§ The problem:
Find each line containing the string "image". Copy it.

++++ Records for this exercise

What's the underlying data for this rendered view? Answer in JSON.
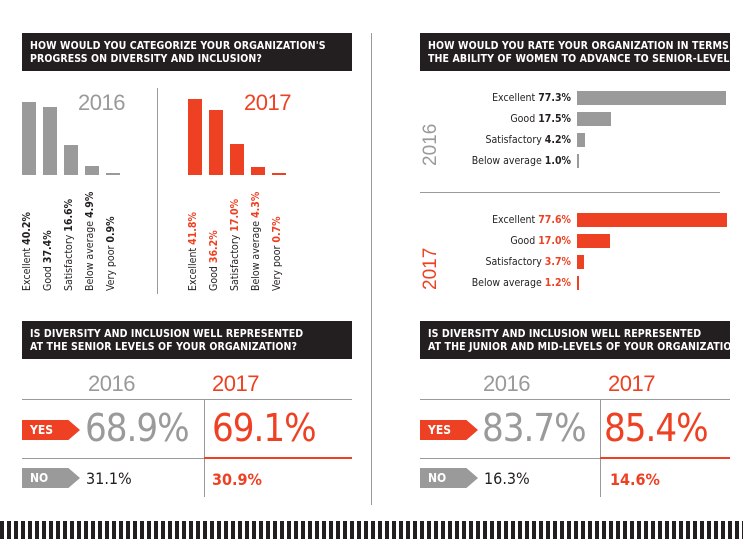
{
  "colors": {
    "grey": "#9a9a9a",
    "red": "#ee4123",
    "dark": "#231f20"
  },
  "q1": {
    "title_line1": "HOW WOULD YOU CATEGORIZE YOUR ORGANIZATION'S",
    "title_line2": "PROGRESS ON DIVERSITY AND INCLUSION?",
    "year_2016": "2016",
    "year_2017": "2017"
  },
  "q2": {
    "title_line1": "HOW WOULD YOU RATE YOUR ORGANIZATION IN TERMS OF",
    "title_line2": "THE ABILITY OF WOMEN TO ADVANCE TO SENIOR-LEVEL ROLES?",
    "year_2016": "2016",
    "year_2017": "2017"
  },
  "q3": {
    "title_line1": "IS DIVERSITY AND INCLUSION WELL REPRESENTED",
    "title_line2": "AT THE SENIOR LEVELS OF YOUR ORGANIZATION?",
    "year_2016": "2016",
    "year_2017": "2017",
    "yes_label": "YES",
    "no_label": "NO",
    "yes_2016": "68.9%",
    "yes_2017": "69.1%",
    "no_2016": "31.1%",
    "no_2017": "30.9%"
  },
  "q4": {
    "title_line1": "IS DIVERSITY AND INCLUSION WELL REPRESENTED",
    "title_line2": "AT THE JUNIOR AND MID-LEVELS OF YOUR ORGANIZATION?",
    "year_2016": "2016",
    "year_2017": "2017",
    "yes_label": "YES",
    "no_label": "NO",
    "yes_2016": "83.7%",
    "yes_2017": "85.4%",
    "no_2016": "16.3%",
    "no_2017": "14.6%"
  },
  "chart_data": [
    {
      "type": "bar",
      "title": "HOW WOULD YOU CATEGORIZE YOUR ORGANIZATION'S PROGRESS ON DIVERSITY AND INCLUSION?",
      "categories": [
        "Excellent",
        "Good",
        "Satisfactory",
        "Below average",
        "Very poor"
      ],
      "series": [
        {
          "name": "2016",
          "values": [
            40.2,
            37.4,
            16.6,
            4.9,
            0.9
          ],
          "labels": [
            "40.2%",
            "37.4%",
            "16.6%",
            "4.9%",
            "0.9%"
          ]
        },
        {
          "name": "2017",
          "values": [
            41.8,
            36.2,
            17.0,
            4.3,
            0.7
          ],
          "labels": [
            "41.8%",
            "36.2%",
            "17.0%",
            "4.3%",
            "0.7%"
          ]
        }
      ]
    },
    {
      "type": "bar",
      "orientation": "horizontal",
      "title": "HOW WOULD YOU RATE YOUR ORGANIZATION IN TERMS OF THE ABILITY OF WOMEN TO ADVANCE TO SENIOR-LEVEL ROLES?",
      "categories": [
        "Excellent",
        "Good",
        "Satisfactory",
        "Below average"
      ],
      "series": [
        {
          "name": "2016",
          "values": [
            77.3,
            17.5,
            4.2,
            1.0
          ],
          "labels": [
            "77.3%",
            "17.5%",
            "4.2%",
            "1.0%"
          ]
        },
        {
          "name": "2017",
          "values": [
            77.6,
            17.0,
            3.7,
            1.2
          ],
          "labels": [
            "77.6%",
            "17.0%",
            "3.7%",
            "1.2%"
          ]
        }
      ]
    },
    {
      "type": "table",
      "title": "IS DIVERSITY AND INCLUSION WELL REPRESENTED AT THE SENIOR LEVELS OF YOUR ORGANIZATION?",
      "categories": [
        "YES",
        "NO"
      ],
      "series": [
        {
          "name": "2016",
          "values": [
            68.9,
            31.1
          ]
        },
        {
          "name": "2017",
          "values": [
            69.1,
            30.9
          ]
        }
      ]
    },
    {
      "type": "table",
      "title": "IS DIVERSITY AND INCLUSION WELL REPRESENTED AT THE JUNIOR AND MID-LEVELS OF YOUR ORGANIZATION?",
      "categories": [
        "YES",
        "NO"
      ],
      "series": [
        {
          "name": "2016",
          "values": [
            83.7,
            16.3
          ]
        },
        {
          "name": "2017",
          "values": [
            85.4,
            14.6
          ]
        }
      ]
    }
  ]
}
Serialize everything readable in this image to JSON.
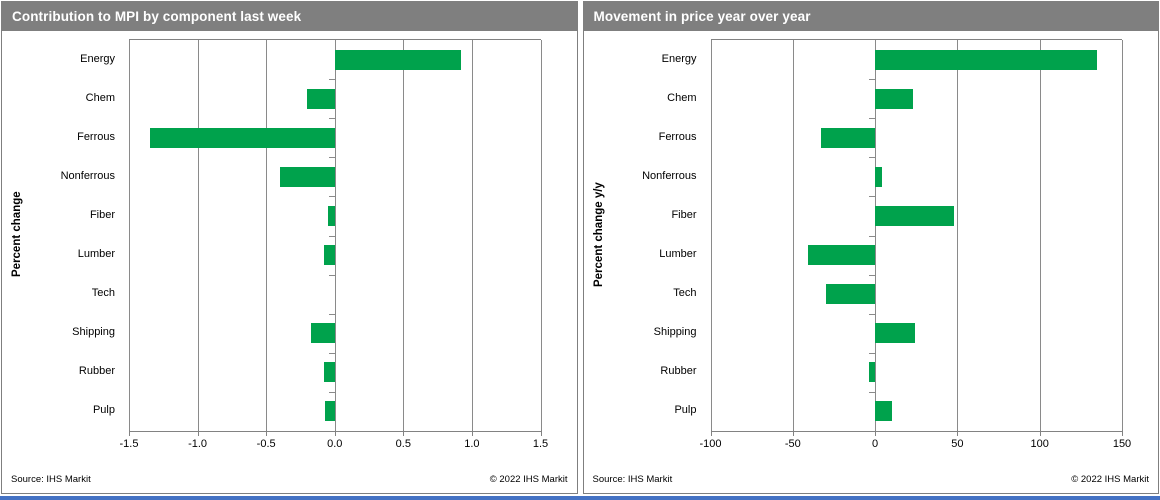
{
  "page": {
    "bottom_bar_color": "#4472c4"
  },
  "chart_data": [
    {
      "type": "bar",
      "orientation": "horizontal",
      "title": "Contribution to MPI by component last week",
      "ylabel": "Percent change",
      "categories": [
        "Energy",
        "Chem",
        "Ferrous",
        "Nonferrous",
        "Fiber",
        "Lumber",
        "Tech",
        "Shipping",
        "Rubber",
        "Pulp"
      ],
      "values": [
        0.92,
        -0.2,
        -1.35,
        -0.4,
        -0.05,
        -0.08,
        0,
        -0.17,
        -0.08,
        -0.07
      ],
      "xlim": [
        -1.5,
        1.5
      ],
      "tick_values": [
        -1.5,
        -1.0,
        -0.5,
        0.0,
        0.5,
        1.0,
        1.5
      ],
      "tick_labels": [
        "-1.5",
        "-1.0",
        "-0.5",
        "0.0",
        "0.5",
        "1.0",
        "1.5"
      ],
      "grid": true,
      "bar_color": "#00a24c",
      "source": "Source: IHS Markit",
      "copyright": "© 2022  IHS Markit"
    },
    {
      "type": "bar",
      "orientation": "horizontal",
      "title": "Movement in price year over year",
      "ylabel": "Percent change y/y",
      "categories": [
        "Energy",
        "Chem",
        "Ferrous",
        "Nonferrous",
        "Fiber",
        "Lumber",
        "Tech",
        "Shipping",
        "Rubber",
        "Pulp"
      ],
      "values": [
        135,
        23,
        -33,
        4,
        48,
        -41,
        -30,
        24,
        -4,
        10
      ],
      "xlim": [
        -100,
        150
      ],
      "tick_values": [
        -100,
        -50,
        0,
        50,
        100,
        150
      ],
      "tick_labels": [
        "-100",
        "-50",
        "0",
        "50",
        "100",
        "150"
      ],
      "grid": true,
      "bar_color": "#00a24c",
      "source": "Source: IHS Markit",
      "copyright": "© 2022  IHS Markit"
    }
  ]
}
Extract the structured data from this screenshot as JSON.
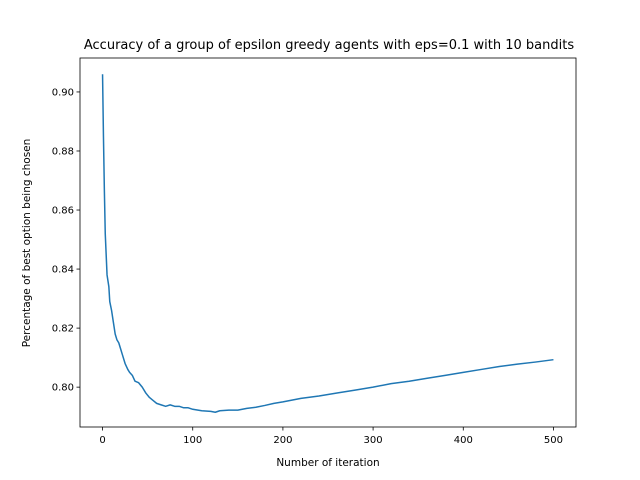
{
  "chart_data": {
    "type": "line",
    "title": "Accuracy of a group of epsilon greedy agents with eps=0.1 with 10 bandits",
    "xlabel": "Number of iteration",
    "ylabel": "Percentage of best option being chosen",
    "xlim": [
      -25,
      525
    ],
    "ylim": [
      0.7865,
      0.9115
    ],
    "xticks": [
      0,
      100,
      200,
      300,
      400,
      500
    ],
    "yticks": [
      0.8,
      0.82,
      0.84,
      0.86,
      0.88,
      0.9
    ],
    "ytick_labels": [
      "0.80",
      "0.82",
      "0.84",
      "0.86",
      "0.88",
      "0.90"
    ],
    "grid": false,
    "series": [
      {
        "color": "#1f77b4",
        "x": [
          0,
          1,
          2,
          3,
          4,
          5,
          6,
          7,
          8,
          10,
          12,
          14,
          16,
          18,
          20,
          22,
          25,
          28,
          30,
          33,
          36,
          40,
          44,
          48,
          52,
          56,
          60,
          65,
          70,
          75,
          80,
          85,
          90,
          95,
          100,
          110,
          120,
          125,
          130,
          140,
          150,
          160,
          170,
          180,
          190,
          200,
          220,
          240,
          260,
          280,
          300,
          320,
          340,
          360,
          380,
          400,
          420,
          440,
          460,
          480,
          500
        ],
        "y": [
          0.906,
          0.885,
          0.867,
          0.852,
          0.845,
          0.838,
          0.836,
          0.834,
          0.829,
          0.826,
          0.822,
          0.818,
          0.816,
          0.815,
          0.813,
          0.811,
          0.808,
          0.806,
          0.805,
          0.804,
          0.802,
          0.8015,
          0.8,
          0.798,
          0.7965,
          0.7955,
          0.7945,
          0.794,
          0.7935,
          0.794,
          0.7935,
          0.7935,
          0.793,
          0.793,
          0.7925,
          0.792,
          0.7918,
          0.7915,
          0.792,
          0.7922,
          0.7922,
          0.7928,
          0.7932,
          0.7938,
          0.7945,
          0.795,
          0.7962,
          0.797,
          0.798,
          0.799,
          0.8,
          0.8012,
          0.802,
          0.803,
          0.804,
          0.805,
          0.806,
          0.807,
          0.8078,
          0.8085,
          0.8093
        ]
      }
    ]
  }
}
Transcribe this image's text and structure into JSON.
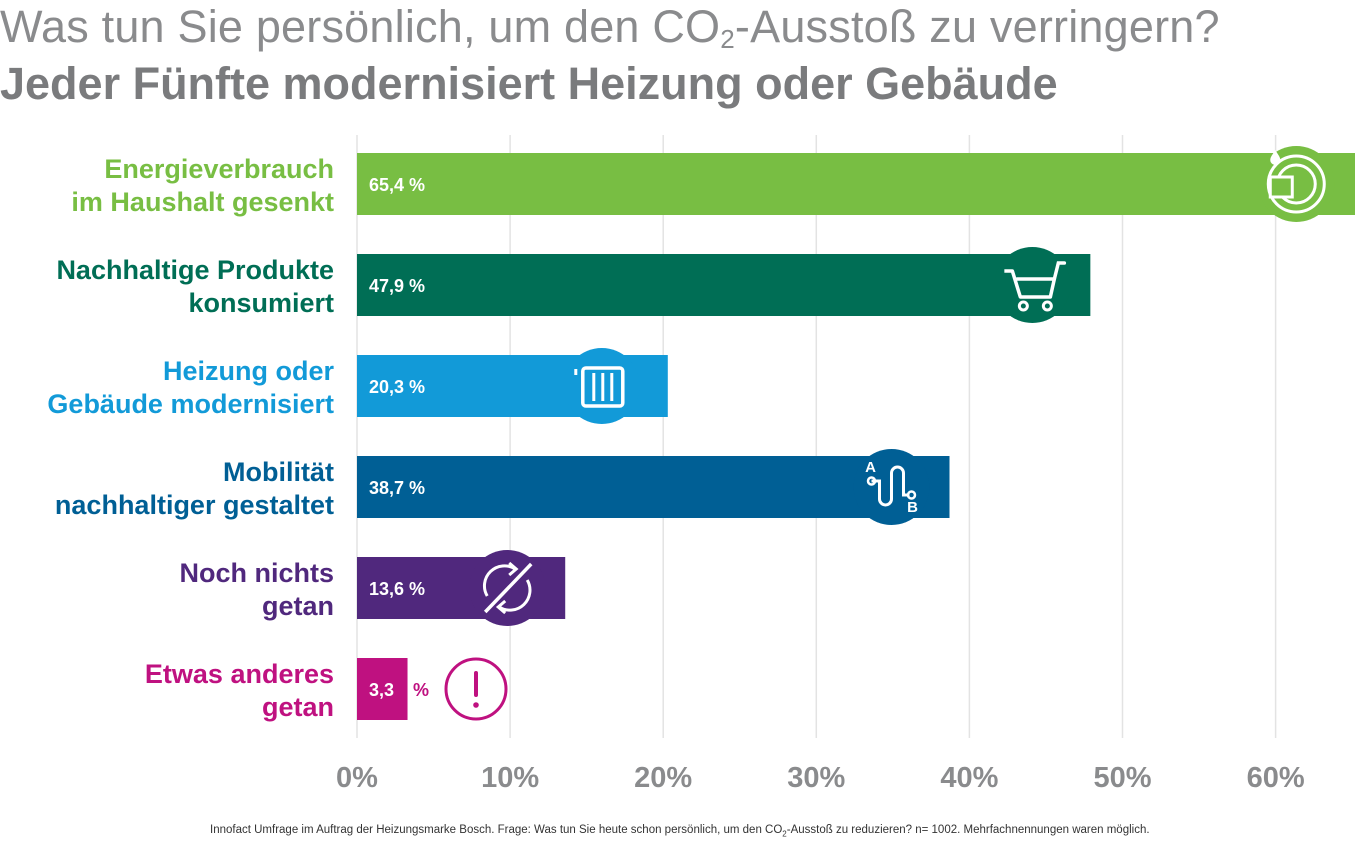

++++++++

§ Result:
Serialize everything readable in this image to JSON.
Transcribe this image's text and structure into JSON.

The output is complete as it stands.